» Data to use:
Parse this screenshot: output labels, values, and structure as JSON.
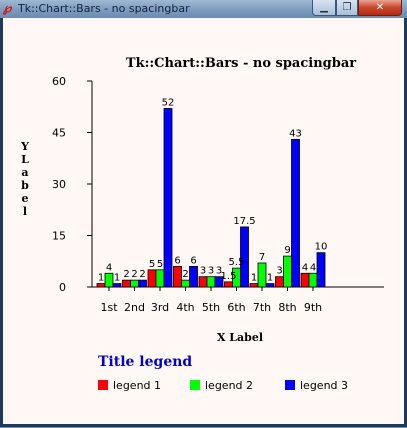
{
  "window": {
    "title": "Tk::Chart::Bars - no spacingbar",
    "icon": "tk-feather-icon",
    "minimize_glyph": "▁",
    "maximize_glyph": "❐",
    "close_glyph": "✕"
  },
  "chart_data": {
    "type": "bar",
    "title": "Tk::Chart::Bars - no spacingbar",
    "xlabel": "X Label",
    "ylabel": "YLabel",
    "categories": [
      "1st",
      "2nd",
      "3rd",
      "4th",
      "5th",
      "6th",
      "7th",
      "8th",
      "9th"
    ],
    "yticks": [
      "0",
      "15",
      "30",
      "45",
      "60"
    ],
    "ylim": [
      0,
      60
    ],
    "grid": false,
    "series": [
      {
        "name": "legend 1",
        "color": "#ff0000",
        "values": [
          1,
          2,
          5,
          6,
          3,
          1.5,
          1,
          3,
          4
        ]
      },
      {
        "name": "legend 2",
        "color": "#00ff00",
        "values": [
          4,
          2,
          5,
          2,
          3,
          5.5,
          7,
          9,
          4
        ]
      },
      {
        "name": "legend 3",
        "color": "#0000ff",
        "values": [
          1,
          2,
          52,
          6,
          3,
          17.5,
          1,
          43,
          10
        ]
      }
    ],
    "value_labels": [
      [
        "1",
        "2",
        "5",
        "6",
        "3",
        "1.5",
        "1",
        "3",
        "4"
      ],
      [
        "4",
        "2",
        "5",
        "2",
        "3",
        "5.5",
        "7",
        "9",
        "4"
      ],
      [
        "1",
        "2",
        "52",
        "6",
        "3",
        "17.5",
        "1",
        "43",
        "10"
      ]
    ],
    "legend": {
      "title": "Title legend",
      "placement": "bottom-left",
      "title_color": "#0000cc"
    }
  }
}
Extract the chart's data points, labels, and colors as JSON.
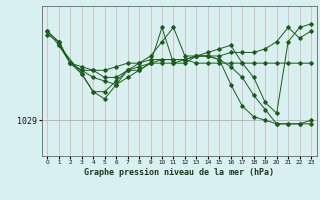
{
  "title": "Graphe pression niveau de la mer (hPa)",
  "ylabel_value": 1029,
  "ytick_labels": [
    "1029"
  ],
  "xlim": [
    -0.5,
    23.5
  ],
  "ylim": [
    1024,
    1045
  ],
  "xtick_positions": [
    0,
    1,
    2,
    3,
    4,
    5,
    6,
    7,
    8,
    9,
    10,
    11,
    12,
    13,
    14,
    15,
    16,
    17,
    18,
    19,
    20,
    21,
    22,
    23
  ],
  "bg_color": "#d8f0f0",
  "vgrid_color": "#d8b8b8",
  "hgrid_color": "#b0b0b0",
  "line_color": "#1a5c1a",
  "lines": [
    {
      "x": [
        0,
        1,
        2,
        3,
        4,
        5,
        6,
        7,
        8,
        9,
        10,
        11,
        12,
        13,
        14,
        15,
        16,
        17,
        18,
        19,
        20,
        21,
        22,
        23
      ],
      "y": [
        1041.5,
        1040,
        1037,
        1036,
        1036,
        1036,
        1036.5,
        1037,
        1037,
        1037.5,
        1037.5,
        1037.5,
        1037.5,
        1037,
        1037,
        1037,
        1037,
        1037,
        1037,
        1037,
        1037,
        1037,
        1037,
        1037
      ]
    },
    {
      "x": [
        0,
        1,
        2,
        3,
        4,
        5,
        6,
        7,
        8,
        9,
        10,
        11,
        12,
        13,
        14,
        15,
        16,
        17,
        18,
        19,
        20,
        21,
        22,
        23
      ],
      "y": [
        1041.5,
        1039.5,
        1037,
        1035.5,
        1033,
        1033,
        1034.5,
        1036,
        1036.5,
        1037,
        1042,
        1037,
        1037,
        1038,
        1038,
        1037.5,
        1034,
        1031,
        1029.5,
        1029,
        1028.5,
        1028.5,
        1028.5,
        1029
      ]
    },
    {
      "x": [
        1,
        3,
        4,
        5,
        6,
        7,
        8,
        9,
        10,
        11,
        12,
        13,
        14,
        15,
        16,
        17,
        18,
        19,
        20,
        21,
        22,
        23
      ],
      "y": [
        1039.5,
        1035.5,
        1033,
        1032,
        1034,
        1036,
        1036,
        1037,
        1037.5,
        1037.5,
        1037.5,
        1038,
        1038,
        1038,
        1038.5,
        1038.5,
        1038.5,
        1039,
        1040,
        1042,
        1040.5,
        1041.5
      ]
    },
    {
      "x": [
        0,
        1,
        2,
        3,
        4,
        5,
        6,
        7,
        8,
        9,
        10,
        11,
        12,
        13,
        14,
        15,
        16,
        17,
        18,
        19,
        20,
        21,
        22,
        23
      ],
      "y": [
        1041,
        1040,
        1037,
        1036,
        1035,
        1034.5,
        1034,
        1035,
        1036,
        1037,
        1037,
        1037,
        1037.5,
        1038,
        1038,
        1037.5,
        1036.5,
        1035,
        1032.5,
        1030.5,
        1028.5,
        1028.5,
        1028.5,
        1028.5
      ]
    },
    {
      "x": [
        1,
        2,
        3,
        4,
        5,
        6,
        7,
        8,
        9,
        10,
        11,
        12,
        13,
        14,
        15,
        16,
        17,
        18,
        19,
        20,
        21,
        22,
        23
      ],
      "y": [
        1040,
        1037,
        1036.5,
        1036,
        1035,
        1035,
        1036,
        1037,
        1038,
        1040,
        1042,
        1038,
        1038,
        1038.5,
        1039,
        1039.5,
        1037,
        1035,
        1031.5,
        1030,
        1040,
        1042,
        1042.5
      ]
    }
  ]
}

» What you should do: Search the lines for the string "JSON" and copy every line that has it.

» Output for this task:
Parse this screenshot: output labels, values, and structure as JSON.
Extract the chart's data points, labels, and colors as JSON.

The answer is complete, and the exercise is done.